-- BEGIN Supplied records --

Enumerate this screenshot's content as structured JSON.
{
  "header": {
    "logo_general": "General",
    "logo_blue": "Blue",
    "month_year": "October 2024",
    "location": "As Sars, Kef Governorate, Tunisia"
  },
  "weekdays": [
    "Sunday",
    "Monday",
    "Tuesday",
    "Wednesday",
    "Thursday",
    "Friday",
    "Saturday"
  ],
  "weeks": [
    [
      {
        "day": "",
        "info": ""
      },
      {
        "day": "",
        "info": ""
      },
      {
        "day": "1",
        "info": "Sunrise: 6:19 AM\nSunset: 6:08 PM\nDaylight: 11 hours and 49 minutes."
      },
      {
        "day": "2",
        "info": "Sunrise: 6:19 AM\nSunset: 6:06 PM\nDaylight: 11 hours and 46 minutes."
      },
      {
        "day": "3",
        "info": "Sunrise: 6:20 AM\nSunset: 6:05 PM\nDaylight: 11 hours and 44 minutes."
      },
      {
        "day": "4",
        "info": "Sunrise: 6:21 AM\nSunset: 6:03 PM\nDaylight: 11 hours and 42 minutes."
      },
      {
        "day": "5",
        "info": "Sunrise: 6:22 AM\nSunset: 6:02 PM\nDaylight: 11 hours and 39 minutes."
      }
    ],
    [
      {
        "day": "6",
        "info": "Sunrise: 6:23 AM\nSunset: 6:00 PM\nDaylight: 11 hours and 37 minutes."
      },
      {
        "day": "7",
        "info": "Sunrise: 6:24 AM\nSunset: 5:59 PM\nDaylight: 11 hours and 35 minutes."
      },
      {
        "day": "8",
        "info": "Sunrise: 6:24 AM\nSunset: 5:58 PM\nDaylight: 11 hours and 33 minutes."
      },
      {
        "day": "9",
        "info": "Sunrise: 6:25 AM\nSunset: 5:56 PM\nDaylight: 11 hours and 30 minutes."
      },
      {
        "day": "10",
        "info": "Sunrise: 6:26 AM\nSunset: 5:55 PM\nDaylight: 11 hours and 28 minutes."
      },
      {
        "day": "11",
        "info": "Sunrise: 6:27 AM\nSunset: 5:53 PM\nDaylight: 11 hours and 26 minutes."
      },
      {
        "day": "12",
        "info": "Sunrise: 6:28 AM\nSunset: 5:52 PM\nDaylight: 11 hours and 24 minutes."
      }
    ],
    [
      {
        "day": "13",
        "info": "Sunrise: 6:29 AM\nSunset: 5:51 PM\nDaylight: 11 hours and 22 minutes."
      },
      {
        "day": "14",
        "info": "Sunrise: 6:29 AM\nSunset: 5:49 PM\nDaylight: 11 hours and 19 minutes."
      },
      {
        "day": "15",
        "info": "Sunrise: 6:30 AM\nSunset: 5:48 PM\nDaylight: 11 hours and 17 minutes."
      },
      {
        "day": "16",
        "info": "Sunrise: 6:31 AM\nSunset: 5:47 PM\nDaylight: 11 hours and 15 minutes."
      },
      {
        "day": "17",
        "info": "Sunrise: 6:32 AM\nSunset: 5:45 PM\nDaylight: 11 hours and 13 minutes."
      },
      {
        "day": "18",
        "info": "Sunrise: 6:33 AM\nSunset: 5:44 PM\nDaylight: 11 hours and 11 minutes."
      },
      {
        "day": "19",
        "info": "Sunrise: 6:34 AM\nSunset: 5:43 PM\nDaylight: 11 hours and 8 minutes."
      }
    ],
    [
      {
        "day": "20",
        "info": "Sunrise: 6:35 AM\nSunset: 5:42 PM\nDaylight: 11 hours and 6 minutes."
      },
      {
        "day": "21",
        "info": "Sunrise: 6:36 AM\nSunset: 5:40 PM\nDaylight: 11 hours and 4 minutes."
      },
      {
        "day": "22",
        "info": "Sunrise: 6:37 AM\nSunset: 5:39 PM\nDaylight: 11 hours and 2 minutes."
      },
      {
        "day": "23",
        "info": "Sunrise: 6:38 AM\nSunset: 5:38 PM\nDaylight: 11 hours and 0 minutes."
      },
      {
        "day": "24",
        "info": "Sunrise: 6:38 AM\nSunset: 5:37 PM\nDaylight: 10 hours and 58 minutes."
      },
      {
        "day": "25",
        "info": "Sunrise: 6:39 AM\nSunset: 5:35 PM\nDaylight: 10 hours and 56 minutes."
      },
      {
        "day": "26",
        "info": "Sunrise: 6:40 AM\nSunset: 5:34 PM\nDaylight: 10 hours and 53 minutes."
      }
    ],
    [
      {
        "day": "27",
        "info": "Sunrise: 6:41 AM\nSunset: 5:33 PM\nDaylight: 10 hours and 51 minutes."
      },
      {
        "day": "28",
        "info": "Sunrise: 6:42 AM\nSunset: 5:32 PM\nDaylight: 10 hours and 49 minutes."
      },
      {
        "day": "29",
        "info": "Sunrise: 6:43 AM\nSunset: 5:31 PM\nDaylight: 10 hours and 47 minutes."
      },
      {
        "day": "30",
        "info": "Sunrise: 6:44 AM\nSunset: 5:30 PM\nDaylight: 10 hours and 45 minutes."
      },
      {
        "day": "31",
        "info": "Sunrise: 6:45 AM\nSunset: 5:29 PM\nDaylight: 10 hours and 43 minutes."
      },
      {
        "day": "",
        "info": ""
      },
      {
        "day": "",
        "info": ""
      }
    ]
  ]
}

-- END Supplied records --

- What needs to be done
Please quote the data above in full, with no line missing.

- Task response
Enumerate this screenshot's content as structured JSON.
{
  "header": {
    "logo_general": "General",
    "logo_blue": "Blue",
    "month_year": "October 2024",
    "location": "As Sars, Kef Governorate, Tunisia"
  },
  "weekdays": [
    "Sunday",
    "Monday",
    "Tuesday",
    "Wednesday",
    "Thursday",
    "Friday",
    "Saturday"
  ],
  "weeks": [
    [
      {
        "day": "",
        "info": ""
      },
      {
        "day": "",
        "info": ""
      },
      {
        "day": "1",
        "info": "Sunrise: 6:19 AM\nSunset: 6:08 PM\nDaylight: 11 hours and 49 minutes."
      },
      {
        "day": "2",
        "info": "Sunrise: 6:19 AM\nSunset: 6:06 PM\nDaylight: 11 hours and 46 minutes."
      },
      {
        "day": "3",
        "info": "Sunrise: 6:20 AM\nSunset: 6:05 PM\nDaylight: 11 hours and 44 minutes."
      },
      {
        "day": "4",
        "info": "Sunrise: 6:21 AM\nSunset: 6:03 PM\nDaylight: 11 hours and 42 minutes."
      },
      {
        "day": "5",
        "info": "Sunrise: 6:22 AM\nSunset: 6:02 PM\nDaylight: 11 hours and 39 minutes."
      }
    ],
    [
      {
        "day": "6",
        "info": "Sunrise: 6:23 AM\nSunset: 6:00 PM\nDaylight: 11 hours and 37 minutes."
      },
      {
        "day": "7",
        "info": "Sunrise: 6:24 AM\nSunset: 5:59 PM\nDaylight: 11 hours and 35 minutes."
      },
      {
        "day": "8",
        "info": "Sunrise: 6:24 AM\nSunset: 5:58 PM\nDaylight: 11 hours and 33 minutes."
      },
      {
        "day": "9",
        "info": "Sunrise: 6:25 AM\nSunset: 5:56 PM\nDaylight: 11 hours and 30 minutes."
      },
      {
        "day": "10",
        "info": "Sunrise: 6:26 AM\nSunset: 5:55 PM\nDaylight: 11 hours and 28 minutes."
      },
      {
        "day": "11",
        "info": "Sunrise: 6:27 AM\nSunset: 5:53 PM\nDaylight: 11 hours and 26 minutes."
      },
      {
        "day": "12",
        "info": "Sunrise: 6:28 AM\nSunset: 5:52 PM\nDaylight: 11 hours and 24 minutes."
      }
    ],
    [
      {
        "day": "13",
        "info": "Sunrise: 6:29 AM\nSunset: 5:51 PM\nDaylight: 11 hours and 22 minutes."
      },
      {
        "day": "14",
        "info": "Sunrise: 6:29 AM\nSunset: 5:49 PM\nDaylight: 11 hours and 19 minutes."
      },
      {
        "day": "15",
        "info": "Sunrise: 6:30 AM\nSunset: 5:48 PM\nDaylight: 11 hours and 17 minutes."
      },
      {
        "day": "16",
        "info": "Sunrise: 6:31 AM\nSunset: 5:47 PM\nDaylight: 11 hours and 15 minutes."
      },
      {
        "day": "17",
        "info": "Sunrise: 6:32 AM\nSunset: 5:45 PM\nDaylight: 11 hours and 13 minutes."
      },
      {
        "day": "18",
        "info": "Sunrise: 6:33 AM\nSunset: 5:44 PM\nDaylight: 11 hours and 11 minutes."
      },
      {
        "day": "19",
        "info": "Sunrise: 6:34 AM\nSunset: 5:43 PM\nDaylight: 11 hours and 8 minutes."
      }
    ],
    [
      {
        "day": "20",
        "info": "Sunrise: 6:35 AM\nSunset: 5:42 PM\nDaylight: 11 hours and 6 minutes."
      },
      {
        "day": "21",
        "info": "Sunrise: 6:36 AM\nSunset: 5:40 PM\nDaylight: 11 hours and 4 minutes."
      },
      {
        "day": "22",
        "info": "Sunrise: 6:37 AM\nSunset: 5:39 PM\nDaylight: 11 hours and 2 minutes."
      },
      {
        "day": "23",
        "info": "Sunrise: 6:38 AM\nSunset: 5:38 PM\nDaylight: 11 hours and 0 minutes."
      },
      {
        "day": "24",
        "info": "Sunrise: 6:38 AM\nSunset: 5:37 PM\nDaylight: 10 hours and 58 minutes."
      },
      {
        "day": "25",
        "info": "Sunrise: 6:39 AM\nSunset: 5:35 PM\nDaylight: 10 hours and 56 minutes."
      },
      {
        "day": "26",
        "info": "Sunrise: 6:40 AM\nSunset: 5:34 PM\nDaylight: 10 hours and 53 minutes."
      }
    ],
    [
      {
        "day": "27",
        "info": "Sunrise: 6:41 AM\nSunset: 5:33 PM\nDaylight: 10 hours and 51 minutes."
      },
      {
        "day": "28",
        "info": "Sunrise: 6:42 AM\nSunset: 5:32 PM\nDaylight: 10 hours and 49 minutes."
      },
      {
        "day": "29",
        "info": "Sunrise: 6:43 AM\nSunset: 5:31 PM\nDaylight: 10 hours and 47 minutes."
      },
      {
        "day": "30",
        "info": "Sunrise: 6:44 AM\nSunset: 5:30 PM\nDaylight: 10 hours and 45 minutes."
      },
      {
        "day": "31",
        "info": "Sunrise: 6:45 AM\nSunset: 5:29 PM\nDaylight: 10 hours and 43 minutes."
      },
      {
        "day": "",
        "info": ""
      },
      {
        "day": "",
        "info": ""
      }
    ]
  ]
}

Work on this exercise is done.